__Problem requirements__
The records below should be written out again, exactly.

__Entries supplied__
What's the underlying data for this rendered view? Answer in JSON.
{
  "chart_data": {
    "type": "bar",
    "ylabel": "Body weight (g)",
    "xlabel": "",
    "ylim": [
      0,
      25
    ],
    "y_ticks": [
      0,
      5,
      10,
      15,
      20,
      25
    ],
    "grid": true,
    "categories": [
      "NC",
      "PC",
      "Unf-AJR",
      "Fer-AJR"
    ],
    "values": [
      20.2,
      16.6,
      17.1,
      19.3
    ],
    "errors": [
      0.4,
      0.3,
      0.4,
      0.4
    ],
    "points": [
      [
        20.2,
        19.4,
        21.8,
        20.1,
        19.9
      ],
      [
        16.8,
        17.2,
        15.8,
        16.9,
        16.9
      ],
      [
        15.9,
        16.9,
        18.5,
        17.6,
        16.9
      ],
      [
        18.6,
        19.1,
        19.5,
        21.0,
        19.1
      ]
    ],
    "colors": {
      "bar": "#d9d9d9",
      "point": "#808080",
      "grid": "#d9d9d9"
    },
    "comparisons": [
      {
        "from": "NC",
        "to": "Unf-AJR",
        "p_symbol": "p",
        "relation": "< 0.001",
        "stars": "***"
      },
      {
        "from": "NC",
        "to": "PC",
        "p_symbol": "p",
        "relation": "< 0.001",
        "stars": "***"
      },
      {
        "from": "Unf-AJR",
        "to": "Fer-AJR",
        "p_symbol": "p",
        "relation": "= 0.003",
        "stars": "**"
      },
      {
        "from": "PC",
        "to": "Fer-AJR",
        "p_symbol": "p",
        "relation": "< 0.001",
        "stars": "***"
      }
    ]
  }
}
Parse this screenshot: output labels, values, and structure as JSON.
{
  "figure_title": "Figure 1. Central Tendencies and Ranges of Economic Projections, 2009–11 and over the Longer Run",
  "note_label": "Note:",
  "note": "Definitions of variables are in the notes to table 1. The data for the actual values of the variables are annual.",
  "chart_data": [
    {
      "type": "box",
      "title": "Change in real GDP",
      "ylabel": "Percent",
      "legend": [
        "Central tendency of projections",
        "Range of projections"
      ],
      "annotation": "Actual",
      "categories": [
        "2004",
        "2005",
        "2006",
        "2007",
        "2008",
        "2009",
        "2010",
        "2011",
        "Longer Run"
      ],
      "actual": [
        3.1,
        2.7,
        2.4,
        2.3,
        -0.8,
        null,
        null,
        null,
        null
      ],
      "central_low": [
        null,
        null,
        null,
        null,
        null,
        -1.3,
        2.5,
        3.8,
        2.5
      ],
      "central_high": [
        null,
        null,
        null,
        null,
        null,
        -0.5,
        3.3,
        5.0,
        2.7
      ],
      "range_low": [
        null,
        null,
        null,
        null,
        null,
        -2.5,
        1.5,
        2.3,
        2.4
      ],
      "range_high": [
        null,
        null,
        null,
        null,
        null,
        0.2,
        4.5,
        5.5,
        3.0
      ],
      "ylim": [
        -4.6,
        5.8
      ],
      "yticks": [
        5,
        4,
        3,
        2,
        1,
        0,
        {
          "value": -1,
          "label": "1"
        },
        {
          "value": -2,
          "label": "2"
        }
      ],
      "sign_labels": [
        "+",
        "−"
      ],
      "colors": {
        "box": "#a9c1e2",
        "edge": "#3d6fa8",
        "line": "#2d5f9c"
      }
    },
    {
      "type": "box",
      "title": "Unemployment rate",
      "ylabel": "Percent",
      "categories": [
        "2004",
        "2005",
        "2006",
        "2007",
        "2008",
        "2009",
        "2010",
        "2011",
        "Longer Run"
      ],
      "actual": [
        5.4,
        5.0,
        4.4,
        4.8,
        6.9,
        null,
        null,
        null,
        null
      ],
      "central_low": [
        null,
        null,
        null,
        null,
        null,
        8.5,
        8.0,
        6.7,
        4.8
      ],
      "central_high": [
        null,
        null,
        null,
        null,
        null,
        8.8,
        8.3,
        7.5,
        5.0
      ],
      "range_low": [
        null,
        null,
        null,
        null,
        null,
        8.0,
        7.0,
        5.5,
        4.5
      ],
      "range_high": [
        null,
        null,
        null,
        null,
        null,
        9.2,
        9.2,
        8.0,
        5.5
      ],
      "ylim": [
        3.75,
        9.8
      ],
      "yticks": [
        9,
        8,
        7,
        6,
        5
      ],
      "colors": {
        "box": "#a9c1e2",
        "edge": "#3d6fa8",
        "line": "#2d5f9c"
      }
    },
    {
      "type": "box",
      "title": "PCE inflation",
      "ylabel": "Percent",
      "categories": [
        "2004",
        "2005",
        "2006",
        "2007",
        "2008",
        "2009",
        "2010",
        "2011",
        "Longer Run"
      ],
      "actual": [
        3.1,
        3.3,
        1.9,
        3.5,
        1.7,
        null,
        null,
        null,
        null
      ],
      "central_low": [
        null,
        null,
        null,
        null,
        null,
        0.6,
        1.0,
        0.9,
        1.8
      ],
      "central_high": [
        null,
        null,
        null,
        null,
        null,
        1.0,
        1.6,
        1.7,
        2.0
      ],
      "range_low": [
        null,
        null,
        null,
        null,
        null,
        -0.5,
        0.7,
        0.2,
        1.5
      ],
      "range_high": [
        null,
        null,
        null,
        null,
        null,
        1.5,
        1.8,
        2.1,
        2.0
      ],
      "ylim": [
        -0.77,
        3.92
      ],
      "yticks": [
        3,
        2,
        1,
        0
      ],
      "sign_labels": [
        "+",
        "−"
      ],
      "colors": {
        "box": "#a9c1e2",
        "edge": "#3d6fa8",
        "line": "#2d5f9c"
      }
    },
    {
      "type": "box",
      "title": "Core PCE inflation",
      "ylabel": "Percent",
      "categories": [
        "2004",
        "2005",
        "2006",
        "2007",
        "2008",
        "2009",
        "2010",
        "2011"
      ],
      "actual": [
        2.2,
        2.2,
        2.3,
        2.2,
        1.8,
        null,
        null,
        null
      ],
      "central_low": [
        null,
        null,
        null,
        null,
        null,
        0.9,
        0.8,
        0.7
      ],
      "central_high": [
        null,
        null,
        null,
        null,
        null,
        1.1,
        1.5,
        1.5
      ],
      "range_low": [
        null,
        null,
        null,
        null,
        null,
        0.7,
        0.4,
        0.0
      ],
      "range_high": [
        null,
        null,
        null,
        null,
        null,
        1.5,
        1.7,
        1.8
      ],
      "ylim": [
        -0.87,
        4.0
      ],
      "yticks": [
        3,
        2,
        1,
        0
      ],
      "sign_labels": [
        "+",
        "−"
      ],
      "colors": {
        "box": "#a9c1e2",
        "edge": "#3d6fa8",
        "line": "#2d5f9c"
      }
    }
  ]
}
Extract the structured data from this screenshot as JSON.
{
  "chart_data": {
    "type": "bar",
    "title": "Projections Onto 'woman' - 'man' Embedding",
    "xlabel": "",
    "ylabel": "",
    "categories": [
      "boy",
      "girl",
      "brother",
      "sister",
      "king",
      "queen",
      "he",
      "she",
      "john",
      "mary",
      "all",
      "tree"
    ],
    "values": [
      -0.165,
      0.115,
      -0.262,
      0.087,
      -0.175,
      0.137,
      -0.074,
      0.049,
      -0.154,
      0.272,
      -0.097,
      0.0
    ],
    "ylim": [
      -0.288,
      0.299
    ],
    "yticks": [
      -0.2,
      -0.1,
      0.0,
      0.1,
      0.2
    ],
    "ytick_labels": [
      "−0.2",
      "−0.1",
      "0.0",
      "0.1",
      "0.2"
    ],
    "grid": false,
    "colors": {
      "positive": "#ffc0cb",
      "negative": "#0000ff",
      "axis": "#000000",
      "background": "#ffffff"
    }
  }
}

__Solution for this problem__
What's the underlying data for this rendered view? Answer in JSON.
{
  "chart_data": {
    "type": "bar",
    "ylabel": "Body weight (g)",
    "xlabel": "",
    "ylim": [
      0,
      25
    ],
    "y_ticks": [
      0,
      5,
      10,
      15,
      20,
      25
    ],
    "grid": true,
    "categories": [
      "NC",
      "PC",
      "Unf-AJR",
      "Fer-AJR"
    ],
    "values": [
      20.2,
      16.6,
      17.1,
      19.3
    ],
    "errors": [
      0.4,
      0.3,
      0.4,
      0.4
    ],
    "points": [
      [
        20.2,
        19.4,
        21.8,
        20.1,
        19.9
      ],
      [
        16.8,
        17.2,
        15.8,
        16.9,
        16.9
      ],
      [
        15.9,
        16.9,
        18.5,
        17.6,
        16.9
      ],
      [
        18.6,
        19.1,
        19.5,
        21.0,
        19.1
      ]
    ],
    "colors": {
      "bar": "#d9d9d9",
      "point": "#808080",
      "grid": "#d9d9d9"
    },
    "comparisons": [
      {
        "from": "NC",
        "to": "Unf-AJR",
        "p_symbol": "p",
        "relation": "< 0.001",
        "stars": "***"
      },
      {
        "from": "NC",
        "to": "PC",
        "p_symbol": "p",
        "relation": "< 0.001",
        "stars": "***"
      },
      {
        "from": "Unf-AJR",
        "to": "Fer-AJR",
        "p_symbol": "p",
        "relation": "= 0.003",
        "stars": "**"
      },
      {
        "from": "PC",
        "to": "Fer-AJR",
        "p_symbol": "p",
        "relation": "< 0.001",
        "stars": "***"
      }
    ]
  }
}
Parse this screenshot: output labels, values, and structure as JSON.
{
  "figure_title": "Figure 1. Central Tendencies and Ranges of Economic Projections, 2009–11 and over the Longer Run",
  "note_label": "Note:",
  "note": "Definitions of variables are in the notes to table 1. The data for the actual values of the variables are annual.",
  "chart_data": [
    {
      "type": "box",
      "title": "Change in real GDP",
      "ylabel": "Percent",
      "legend": [
        "Central tendency of projections",
        "Range of projections"
      ],
      "annotation": "Actual",
      "categories": [
        "2004",
        "2005",
        "2006",
        "2007",
        "2008",
        "2009",
        "2010",
        "2011",
        "Longer Run"
      ],
      "actual": [
        3.1,
        2.7,
        2.4,
        2.3,
        -0.8,
        null,
        null,
        null,
        null
      ],
      "central_low": [
        null,
        null,
        null,
        null,
        null,
        -1.3,
        2.5,
        3.8,
        2.5
      ],
      "central_high": [
        null,
        null,
        null,
        null,
        null,
        -0.5,
        3.3,
        5.0,
        2.7
      ],
      "range_low": [
        null,
        null,
        null,
        null,
        null,
        -2.5,
        1.5,
        2.3,
        2.4
      ],
      "range_high": [
        null,
        null,
        null,
        null,
        null,
        0.2,
        4.5,
        5.5,
        3.0
      ],
      "ylim": [
        -4.6,
        5.8
      ],
      "yticks": [
        5,
        4,
        3,
        2,
        1,
        0,
        {
          "value": -1,
          "label": "1"
        },
        {
          "value": -2,
          "label": "2"
        }
      ],
      "sign_labels": [
        "+",
        "−"
      ],
      "colors": {
        "box": "#a9c1e2",
        "edge": "#3d6fa8",
        "line": "#2d5f9c"
      }
    },
    {
      "type": "box",
      "title": "Unemployment rate",
      "ylabel": "Percent",
      "categories": [
        "2004",
        "2005",
        "2006",
        "2007",
        "2008",
        "2009",
        "2010",
        "2011",
        "Longer Run"
      ],
      "actual": [
        5.4,
        5.0,
        4.4,
        4.8,
        6.9,
        null,
        null,
        null,
        null
      ],
      "central_low": [
        null,
        null,
        null,
        null,
        null,
        8.5,
        8.0,
        6.7,
        4.8
      ],
      "central_high": [
        null,
        null,
        null,
        null,
        null,
        8.8,
        8.3,
        7.5,
        5.0
      ],
      "range_low": [
        null,
        null,
        null,
        null,
        null,
        8.0,
        7.0,
        5.5,
        4.5
      ],
      "range_high": [
        null,
        null,
        null,
        null,
        null,
        9.2,
        9.2,
        8.0,
        5.5
      ],
      "ylim": [
        3.75,
        9.8
      ],
      "yticks": [
        9,
        8,
        7,
        6,
        5
      ],
      "colors": {
        "box": "#a9c1e2",
        "edge": "#3d6fa8",
        "line": "#2d5f9c"
      }
    },
    {
      "type": "box",
      "title": "PCE inflation",
      "ylabel": "Percent",
      "categories": [
        "2004",
        "2005",
        "2006",
        "2007",
        "2008",
        "2009",
        "2010",
        "2011",
        "Longer Run"
      ],
      "actual": [
        3.1,
        3.3,
        1.9,
        3.5,
        1.7,
        null,
        null,
        null,
        null
      ],
      "central_low": [
        null,
        null,
        null,
        null,
        null,
        0.6,
        1.0,
        0.9,
        1.8
      ],
      "central_high": [
        null,
        null,
        null,
        null,
        null,
        1.0,
        1.6,
        1.7,
        2.0
      ],
      "range_low": [
        null,
        null,
        null,
        null,
        null,
        -0.5,
        0.7,
        0.2,
        1.5
      ],
      "range_high": [
        null,
        null,
        null,
        null,
        null,
        1.5,
        1.8,
        2.1,
        2.0
      ],
      "ylim": [
        -0.77,
        3.92
      ],
      "yticks": [
        3,
        2,
        1,
        0
      ],
      "sign_labels": [
        "+",
        "−"
      ],
      "colors": {
        "box": "#a9c1e2",
        "edge": "#3d6fa8",
        "line": "#2d5f9c"
      }
    },
    {
      "type": "box",
      "title": "Core PCE inflation",
      "ylabel": "Percent",
      "categories": [
        "2004",
        "2005",
        "2006",
        "2007",
        "2008",
        "2009",
        "2010",
        "2011"
      ],
      "actual": [
        2.2,
        2.2,
        2.3,
        2.2,
        1.8,
        null,
        null,
        null
      ],
      "central_low": [
        null,
        null,
        null,
        null,
        null,
        0.9,
        0.8,
        0.7
      ],
      "central_high": [
        null,
        null,
        null,
        null,
        null,
        1.1,
        1.5,
        1.5
      ],
      "range_low": [
        null,
        null,
        null,
        null,
        null,
        0.7,
        0.4,
        0.0
      ],
      "range_high": [
        null,
        null,
        null,
        null,
        null,
        1.5,
        1.7,
        1.8
      ],
      "ylim": [
        -0.87,
        4.0
      ],
      "yticks": [
        3,
        2,
        1,
        0
      ],
      "sign_labels": [
        "+",
        "−"
      ],
      "colors": {
        "box": "#a9c1e2",
        "edge": "#3d6fa8",
        "line": "#2d5f9c"
      }
    }
  ]
}
Extract the structured data from this screenshot as JSON.
{
  "chart_data": {
    "type": "bar",
    "title": "Projections Onto 'woman' - 'man' Embedding",
    "xlabel": "",
    "ylabel": "",
    "categories": [
      "boy",
      "girl",
      "brother",
      "sister",
      "king",
      "queen",
      "he",
      "she",
      "john",
      "mary",
      "all",
      "tree"
    ],
    "values": [
      -0.165,
      0.115,
      -0.262,
      0.087,
      -0.175,
      0.137,
      -0.074,
      0.049,
      -0.154,
      0.272,
      -0.097,
      0.0
    ],
    "ylim": [
      -0.288,
      0.299
    ],
    "yticks": [
      -0.2,
      -0.1,
      0.0,
      0.1,
      0.2
    ],
    "ytick_labels": [
      "−0.2",
      "−0.1",
      "0.0",
      "0.1",
      "0.2"
    ],
    "grid": false,
    "colors": {
      "positive": "#ffc0cb",
      "negative": "#0000ff",
      "axis": "#000000",
      "background": "#ffffff"
    }
  }
}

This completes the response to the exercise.